(Problem description):
Using the data below, show every line where the word "name" occurs.
[[ Source data, beginning ]]
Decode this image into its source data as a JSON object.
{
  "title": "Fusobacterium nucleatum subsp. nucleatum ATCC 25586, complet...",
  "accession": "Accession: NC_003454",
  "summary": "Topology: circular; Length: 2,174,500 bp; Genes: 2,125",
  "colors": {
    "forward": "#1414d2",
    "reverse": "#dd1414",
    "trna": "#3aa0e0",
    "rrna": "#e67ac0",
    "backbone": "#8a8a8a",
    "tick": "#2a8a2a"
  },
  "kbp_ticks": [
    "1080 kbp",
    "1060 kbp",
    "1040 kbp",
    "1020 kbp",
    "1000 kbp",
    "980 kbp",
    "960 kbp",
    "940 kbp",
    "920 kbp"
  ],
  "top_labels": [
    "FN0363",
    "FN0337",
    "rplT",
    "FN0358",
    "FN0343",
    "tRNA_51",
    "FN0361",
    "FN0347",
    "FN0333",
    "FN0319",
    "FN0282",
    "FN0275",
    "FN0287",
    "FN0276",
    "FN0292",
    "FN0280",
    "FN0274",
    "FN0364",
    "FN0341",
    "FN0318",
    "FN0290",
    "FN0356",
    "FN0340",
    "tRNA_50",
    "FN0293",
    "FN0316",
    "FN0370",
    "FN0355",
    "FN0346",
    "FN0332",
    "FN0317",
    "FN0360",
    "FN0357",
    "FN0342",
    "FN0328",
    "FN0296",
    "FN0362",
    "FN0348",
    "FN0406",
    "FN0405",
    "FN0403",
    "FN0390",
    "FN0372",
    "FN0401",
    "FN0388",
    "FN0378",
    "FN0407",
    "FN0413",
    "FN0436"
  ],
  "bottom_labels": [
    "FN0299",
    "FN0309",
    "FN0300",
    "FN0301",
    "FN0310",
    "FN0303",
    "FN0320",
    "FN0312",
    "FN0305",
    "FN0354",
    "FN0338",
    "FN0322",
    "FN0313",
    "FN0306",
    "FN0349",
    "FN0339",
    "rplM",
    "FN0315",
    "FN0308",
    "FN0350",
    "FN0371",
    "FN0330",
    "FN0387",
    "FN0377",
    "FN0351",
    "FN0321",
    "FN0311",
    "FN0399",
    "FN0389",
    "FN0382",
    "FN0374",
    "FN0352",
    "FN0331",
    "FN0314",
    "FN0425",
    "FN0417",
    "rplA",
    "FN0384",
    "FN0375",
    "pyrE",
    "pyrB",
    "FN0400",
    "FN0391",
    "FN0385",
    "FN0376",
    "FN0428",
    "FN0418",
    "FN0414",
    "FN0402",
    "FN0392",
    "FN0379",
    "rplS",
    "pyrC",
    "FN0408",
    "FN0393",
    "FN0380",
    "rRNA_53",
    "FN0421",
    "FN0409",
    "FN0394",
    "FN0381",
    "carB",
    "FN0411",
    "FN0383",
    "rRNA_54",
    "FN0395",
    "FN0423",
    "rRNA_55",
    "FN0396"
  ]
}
[[ Source data, end ]]
[[ Source data, beginning ]]
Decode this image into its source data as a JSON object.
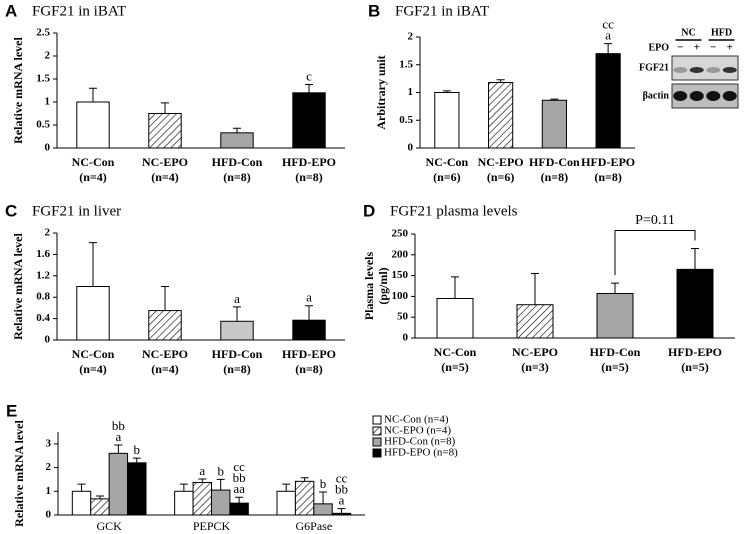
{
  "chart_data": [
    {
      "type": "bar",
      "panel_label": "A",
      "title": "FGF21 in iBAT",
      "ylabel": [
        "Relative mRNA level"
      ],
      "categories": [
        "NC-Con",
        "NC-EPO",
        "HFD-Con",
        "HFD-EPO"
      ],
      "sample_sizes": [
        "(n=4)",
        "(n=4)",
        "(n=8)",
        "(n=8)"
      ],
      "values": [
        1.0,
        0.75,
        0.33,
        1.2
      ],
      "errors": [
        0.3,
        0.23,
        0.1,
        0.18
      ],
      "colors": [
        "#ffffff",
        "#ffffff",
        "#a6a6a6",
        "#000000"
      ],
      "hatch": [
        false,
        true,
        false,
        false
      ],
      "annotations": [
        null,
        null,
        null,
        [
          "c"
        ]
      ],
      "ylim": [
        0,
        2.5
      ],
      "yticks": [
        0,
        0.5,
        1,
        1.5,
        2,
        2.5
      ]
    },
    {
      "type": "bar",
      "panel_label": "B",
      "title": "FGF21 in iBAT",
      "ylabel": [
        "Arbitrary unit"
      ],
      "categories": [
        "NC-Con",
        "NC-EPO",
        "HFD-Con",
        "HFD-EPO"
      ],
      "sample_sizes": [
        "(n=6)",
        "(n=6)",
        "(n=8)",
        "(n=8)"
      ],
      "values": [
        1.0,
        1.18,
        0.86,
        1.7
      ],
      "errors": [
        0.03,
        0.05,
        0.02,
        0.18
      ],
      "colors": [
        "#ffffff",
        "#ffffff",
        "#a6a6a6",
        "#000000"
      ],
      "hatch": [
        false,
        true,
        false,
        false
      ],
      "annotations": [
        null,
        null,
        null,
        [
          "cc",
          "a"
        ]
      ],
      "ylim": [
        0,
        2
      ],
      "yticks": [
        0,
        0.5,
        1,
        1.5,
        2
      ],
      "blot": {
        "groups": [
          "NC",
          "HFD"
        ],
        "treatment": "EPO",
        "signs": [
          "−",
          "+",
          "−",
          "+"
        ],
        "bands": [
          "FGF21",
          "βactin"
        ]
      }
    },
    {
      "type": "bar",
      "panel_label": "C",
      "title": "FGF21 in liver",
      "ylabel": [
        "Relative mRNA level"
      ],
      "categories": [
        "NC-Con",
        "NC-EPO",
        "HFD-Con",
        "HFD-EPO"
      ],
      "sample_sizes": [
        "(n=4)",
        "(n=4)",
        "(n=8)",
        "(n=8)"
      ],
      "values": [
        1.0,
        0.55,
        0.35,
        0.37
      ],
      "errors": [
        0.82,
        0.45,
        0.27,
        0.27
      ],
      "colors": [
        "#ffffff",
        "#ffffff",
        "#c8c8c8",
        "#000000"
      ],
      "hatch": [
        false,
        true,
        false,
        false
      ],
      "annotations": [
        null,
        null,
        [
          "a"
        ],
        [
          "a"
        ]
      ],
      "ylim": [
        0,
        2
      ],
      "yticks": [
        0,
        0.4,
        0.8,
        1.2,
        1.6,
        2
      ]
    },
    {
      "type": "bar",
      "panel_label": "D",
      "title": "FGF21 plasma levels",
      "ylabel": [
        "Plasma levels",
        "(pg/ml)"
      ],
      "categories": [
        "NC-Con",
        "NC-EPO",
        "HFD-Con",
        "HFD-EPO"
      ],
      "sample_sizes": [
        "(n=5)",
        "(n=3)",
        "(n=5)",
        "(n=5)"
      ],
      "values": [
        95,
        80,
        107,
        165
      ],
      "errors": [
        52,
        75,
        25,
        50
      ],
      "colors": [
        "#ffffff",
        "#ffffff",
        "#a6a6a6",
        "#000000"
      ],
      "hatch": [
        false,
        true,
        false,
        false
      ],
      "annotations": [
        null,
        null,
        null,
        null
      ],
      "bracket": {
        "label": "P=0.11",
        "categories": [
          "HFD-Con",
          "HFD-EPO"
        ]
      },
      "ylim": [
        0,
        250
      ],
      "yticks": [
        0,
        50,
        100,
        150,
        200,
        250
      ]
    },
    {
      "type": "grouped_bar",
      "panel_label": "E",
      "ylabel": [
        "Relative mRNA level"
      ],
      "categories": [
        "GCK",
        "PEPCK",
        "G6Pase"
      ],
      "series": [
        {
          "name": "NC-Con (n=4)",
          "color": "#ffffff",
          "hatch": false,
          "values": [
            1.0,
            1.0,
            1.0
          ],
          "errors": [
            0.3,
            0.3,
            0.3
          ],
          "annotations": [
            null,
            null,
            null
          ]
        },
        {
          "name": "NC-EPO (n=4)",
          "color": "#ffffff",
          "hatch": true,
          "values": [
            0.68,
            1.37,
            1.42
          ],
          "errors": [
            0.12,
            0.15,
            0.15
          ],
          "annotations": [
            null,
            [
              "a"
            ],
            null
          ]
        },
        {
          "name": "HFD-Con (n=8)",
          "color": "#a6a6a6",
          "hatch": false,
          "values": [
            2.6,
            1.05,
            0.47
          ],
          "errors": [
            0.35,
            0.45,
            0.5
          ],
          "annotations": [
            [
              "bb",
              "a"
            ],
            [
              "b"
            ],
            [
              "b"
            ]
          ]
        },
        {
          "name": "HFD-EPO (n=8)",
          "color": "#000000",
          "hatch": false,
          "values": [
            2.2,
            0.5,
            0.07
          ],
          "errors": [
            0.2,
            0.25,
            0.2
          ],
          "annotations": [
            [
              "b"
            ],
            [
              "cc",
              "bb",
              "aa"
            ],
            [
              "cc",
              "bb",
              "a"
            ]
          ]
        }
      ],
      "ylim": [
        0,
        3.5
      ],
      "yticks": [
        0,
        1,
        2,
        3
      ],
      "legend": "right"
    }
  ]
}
[[ Source data, end ]]
(Solution):
          "name": "NC-Con (n=4)",
          "name": "NC-EPO (n=4)",
          "name": "HFD-Con (n=8)",
          "name": "HFD-EPO (n=8)",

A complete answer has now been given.